(Data entries)
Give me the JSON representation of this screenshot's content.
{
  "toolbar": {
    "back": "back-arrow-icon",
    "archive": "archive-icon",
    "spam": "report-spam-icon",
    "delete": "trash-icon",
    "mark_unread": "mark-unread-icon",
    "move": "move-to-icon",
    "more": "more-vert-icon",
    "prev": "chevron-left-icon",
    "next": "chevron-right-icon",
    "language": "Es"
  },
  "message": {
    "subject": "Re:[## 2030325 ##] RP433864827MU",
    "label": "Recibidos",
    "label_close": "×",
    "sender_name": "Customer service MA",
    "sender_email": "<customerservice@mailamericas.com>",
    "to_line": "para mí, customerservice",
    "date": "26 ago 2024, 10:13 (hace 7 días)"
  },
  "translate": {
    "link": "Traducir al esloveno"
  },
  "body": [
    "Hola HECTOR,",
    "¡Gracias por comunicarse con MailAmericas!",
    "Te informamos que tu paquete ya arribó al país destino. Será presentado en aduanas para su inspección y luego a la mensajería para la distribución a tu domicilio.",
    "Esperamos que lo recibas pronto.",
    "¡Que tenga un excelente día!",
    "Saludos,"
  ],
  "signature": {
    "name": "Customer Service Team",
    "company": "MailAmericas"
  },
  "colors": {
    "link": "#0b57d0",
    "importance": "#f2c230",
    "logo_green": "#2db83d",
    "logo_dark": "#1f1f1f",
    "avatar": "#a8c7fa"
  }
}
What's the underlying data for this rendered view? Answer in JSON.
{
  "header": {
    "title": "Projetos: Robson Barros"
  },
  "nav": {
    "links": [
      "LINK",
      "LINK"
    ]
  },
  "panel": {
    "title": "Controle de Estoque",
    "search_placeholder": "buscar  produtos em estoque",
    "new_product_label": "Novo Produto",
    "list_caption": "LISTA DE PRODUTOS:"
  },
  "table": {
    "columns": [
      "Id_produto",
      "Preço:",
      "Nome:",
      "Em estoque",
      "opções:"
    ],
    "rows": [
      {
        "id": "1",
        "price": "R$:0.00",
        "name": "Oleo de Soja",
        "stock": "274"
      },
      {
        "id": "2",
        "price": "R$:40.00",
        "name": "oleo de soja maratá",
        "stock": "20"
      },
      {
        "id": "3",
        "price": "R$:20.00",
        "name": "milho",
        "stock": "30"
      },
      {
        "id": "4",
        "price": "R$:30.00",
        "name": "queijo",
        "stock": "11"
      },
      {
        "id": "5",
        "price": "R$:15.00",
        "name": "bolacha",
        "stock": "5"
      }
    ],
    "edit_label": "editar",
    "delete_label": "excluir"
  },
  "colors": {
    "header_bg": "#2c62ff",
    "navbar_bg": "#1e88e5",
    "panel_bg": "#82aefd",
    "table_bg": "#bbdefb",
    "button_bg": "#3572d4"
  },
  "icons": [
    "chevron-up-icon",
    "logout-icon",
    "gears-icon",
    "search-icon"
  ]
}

-- AIM OF THE EXERCISE --
Within the data above, pick out all lines holding the word "chevron".

-- RESPONSE FOR THIS EXERCISE --
    "prev": "chevron-left-icon",
    "next": "chevron-right-icon",
    "chevron-up-icon",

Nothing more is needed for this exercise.